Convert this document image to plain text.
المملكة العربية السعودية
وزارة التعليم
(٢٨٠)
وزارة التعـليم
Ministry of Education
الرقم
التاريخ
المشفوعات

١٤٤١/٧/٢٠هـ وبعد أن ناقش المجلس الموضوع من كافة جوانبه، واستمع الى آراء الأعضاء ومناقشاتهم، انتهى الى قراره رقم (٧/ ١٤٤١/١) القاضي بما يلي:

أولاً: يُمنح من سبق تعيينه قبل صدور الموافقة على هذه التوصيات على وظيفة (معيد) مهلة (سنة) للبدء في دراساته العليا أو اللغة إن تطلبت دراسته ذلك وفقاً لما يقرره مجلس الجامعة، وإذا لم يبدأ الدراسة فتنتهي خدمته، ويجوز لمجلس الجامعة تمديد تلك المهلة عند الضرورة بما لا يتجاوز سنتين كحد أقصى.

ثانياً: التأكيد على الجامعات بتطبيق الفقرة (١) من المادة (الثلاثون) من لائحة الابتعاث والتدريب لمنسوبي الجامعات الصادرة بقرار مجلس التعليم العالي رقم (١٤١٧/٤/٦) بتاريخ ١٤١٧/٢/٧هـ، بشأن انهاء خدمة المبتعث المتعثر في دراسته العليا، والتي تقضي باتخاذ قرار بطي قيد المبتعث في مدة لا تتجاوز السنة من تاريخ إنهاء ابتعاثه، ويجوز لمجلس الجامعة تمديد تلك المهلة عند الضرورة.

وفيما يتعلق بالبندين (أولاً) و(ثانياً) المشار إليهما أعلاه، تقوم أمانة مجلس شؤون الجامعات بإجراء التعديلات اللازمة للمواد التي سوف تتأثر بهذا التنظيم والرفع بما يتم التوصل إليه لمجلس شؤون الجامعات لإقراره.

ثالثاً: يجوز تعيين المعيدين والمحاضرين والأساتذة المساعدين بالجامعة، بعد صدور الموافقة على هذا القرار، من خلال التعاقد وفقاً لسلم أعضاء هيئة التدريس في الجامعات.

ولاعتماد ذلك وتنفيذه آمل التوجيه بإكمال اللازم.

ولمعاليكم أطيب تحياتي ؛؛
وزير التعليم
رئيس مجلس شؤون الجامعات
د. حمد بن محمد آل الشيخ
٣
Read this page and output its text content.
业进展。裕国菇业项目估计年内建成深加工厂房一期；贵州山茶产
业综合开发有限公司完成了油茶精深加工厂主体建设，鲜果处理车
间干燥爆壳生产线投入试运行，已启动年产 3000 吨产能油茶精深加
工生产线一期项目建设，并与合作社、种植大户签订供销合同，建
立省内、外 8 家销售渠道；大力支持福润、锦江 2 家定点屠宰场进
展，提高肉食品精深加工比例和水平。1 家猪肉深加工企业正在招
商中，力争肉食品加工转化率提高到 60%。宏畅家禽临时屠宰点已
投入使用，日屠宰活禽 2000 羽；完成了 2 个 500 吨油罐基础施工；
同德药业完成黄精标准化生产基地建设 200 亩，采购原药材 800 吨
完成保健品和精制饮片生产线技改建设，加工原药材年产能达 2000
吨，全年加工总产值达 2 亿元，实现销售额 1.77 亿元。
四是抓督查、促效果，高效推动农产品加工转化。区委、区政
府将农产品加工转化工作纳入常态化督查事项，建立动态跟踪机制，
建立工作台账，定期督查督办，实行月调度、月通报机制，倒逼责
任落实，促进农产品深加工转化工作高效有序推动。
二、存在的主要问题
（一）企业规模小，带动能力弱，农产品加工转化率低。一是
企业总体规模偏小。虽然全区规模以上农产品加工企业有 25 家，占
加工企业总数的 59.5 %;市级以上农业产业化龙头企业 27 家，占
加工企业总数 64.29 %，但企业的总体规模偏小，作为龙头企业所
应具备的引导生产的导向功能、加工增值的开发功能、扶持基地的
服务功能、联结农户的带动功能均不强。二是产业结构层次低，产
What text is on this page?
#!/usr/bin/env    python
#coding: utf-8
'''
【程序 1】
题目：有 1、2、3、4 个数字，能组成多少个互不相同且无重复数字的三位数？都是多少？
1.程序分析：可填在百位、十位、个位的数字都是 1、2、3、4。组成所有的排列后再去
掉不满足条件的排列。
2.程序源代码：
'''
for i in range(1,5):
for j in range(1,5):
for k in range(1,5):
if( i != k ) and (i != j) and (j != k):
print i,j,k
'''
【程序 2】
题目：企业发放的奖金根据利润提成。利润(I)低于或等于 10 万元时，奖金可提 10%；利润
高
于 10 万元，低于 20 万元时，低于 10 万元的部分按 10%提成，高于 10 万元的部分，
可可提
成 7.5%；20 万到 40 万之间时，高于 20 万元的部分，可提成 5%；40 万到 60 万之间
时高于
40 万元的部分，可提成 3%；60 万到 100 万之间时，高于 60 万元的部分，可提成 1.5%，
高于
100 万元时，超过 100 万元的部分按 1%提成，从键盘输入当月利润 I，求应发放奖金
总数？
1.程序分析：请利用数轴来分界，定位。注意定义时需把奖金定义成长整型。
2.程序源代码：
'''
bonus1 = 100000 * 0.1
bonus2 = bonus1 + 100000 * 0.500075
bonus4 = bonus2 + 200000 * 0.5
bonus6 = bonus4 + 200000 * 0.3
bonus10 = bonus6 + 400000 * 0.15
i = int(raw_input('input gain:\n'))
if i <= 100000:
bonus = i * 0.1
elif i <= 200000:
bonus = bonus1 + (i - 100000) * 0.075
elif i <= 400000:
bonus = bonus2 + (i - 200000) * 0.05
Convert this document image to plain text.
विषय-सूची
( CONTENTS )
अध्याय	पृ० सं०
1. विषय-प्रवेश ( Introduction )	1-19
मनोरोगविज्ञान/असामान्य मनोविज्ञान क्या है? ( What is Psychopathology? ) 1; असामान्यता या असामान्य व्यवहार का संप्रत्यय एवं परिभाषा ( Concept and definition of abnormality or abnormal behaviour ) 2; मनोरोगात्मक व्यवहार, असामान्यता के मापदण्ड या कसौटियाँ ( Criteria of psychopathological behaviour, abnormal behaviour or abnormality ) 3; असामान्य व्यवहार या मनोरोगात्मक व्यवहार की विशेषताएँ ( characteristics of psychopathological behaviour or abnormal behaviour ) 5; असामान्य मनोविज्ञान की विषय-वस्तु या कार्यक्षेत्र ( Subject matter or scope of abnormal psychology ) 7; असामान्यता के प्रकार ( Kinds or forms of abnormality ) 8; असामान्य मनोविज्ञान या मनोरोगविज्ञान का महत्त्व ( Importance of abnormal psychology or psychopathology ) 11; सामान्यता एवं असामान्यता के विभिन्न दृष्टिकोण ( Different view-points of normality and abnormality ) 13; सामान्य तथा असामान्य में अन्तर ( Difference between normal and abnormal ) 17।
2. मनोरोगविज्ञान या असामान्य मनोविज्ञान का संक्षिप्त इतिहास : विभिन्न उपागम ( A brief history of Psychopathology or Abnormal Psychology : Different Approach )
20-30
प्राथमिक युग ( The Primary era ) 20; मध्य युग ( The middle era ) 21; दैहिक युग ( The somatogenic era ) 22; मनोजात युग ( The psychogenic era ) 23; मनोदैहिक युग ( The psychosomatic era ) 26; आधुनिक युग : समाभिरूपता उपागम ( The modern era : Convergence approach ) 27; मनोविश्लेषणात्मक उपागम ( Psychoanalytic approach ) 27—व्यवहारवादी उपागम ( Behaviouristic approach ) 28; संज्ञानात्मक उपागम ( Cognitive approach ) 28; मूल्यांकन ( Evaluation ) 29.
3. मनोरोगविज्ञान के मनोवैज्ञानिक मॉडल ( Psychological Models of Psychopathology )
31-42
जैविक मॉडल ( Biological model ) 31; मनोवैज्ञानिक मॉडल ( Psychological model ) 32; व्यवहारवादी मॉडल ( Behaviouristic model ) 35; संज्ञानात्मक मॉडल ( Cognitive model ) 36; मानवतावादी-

------

# Task details
List each line of the records that holds the string "الجامعات".

# Correct result
ثانياً: التأكيد على الجامعات بتطبيق الفقرة (١) من المادة (الثلاثون) من لائحة الابتعاث والتدريب لمنسوبي الجامعات الصادرة بقرار مجلس التعليم العالي رقم (١٤١٧/٤/٦) بتاريخ ١٤١٧/٢/٧هـ، بشأن انهاء خدمة المبتعث المتعثر في دراسته العليا، والتي تقضي باتخاذ قرار بطي قيد المبتعث في مدة لا تتجاوز السنة من تاريخ إنهاء ابتعاثه، ويجوز لمجلس الجامعة تمديد تلك المهلة عند الضرورة.
وفيما يتعلق بالبندين (أولاً) و(ثانياً) المشار إليهما أعلاه، تقوم أمانة مجلس شؤون الجامعات بإجراء التعديلات اللازمة للمواد التي سوف تتأثر بهذا التنظيم والرفع بما يتم التوصل إليه لمجلس شؤون الجامعات لإقراره.
ثالثاً: يجوز تعيين المعيدين والمحاضرين والأساتذة المساعدين بالجامعة، بعد صدور الموافقة على هذا القرار، من خلال التعاقد وفقاً لسلم أعضاء هيئة التدريس في الجامعات.
رئيس مجلس شؤون الجامعات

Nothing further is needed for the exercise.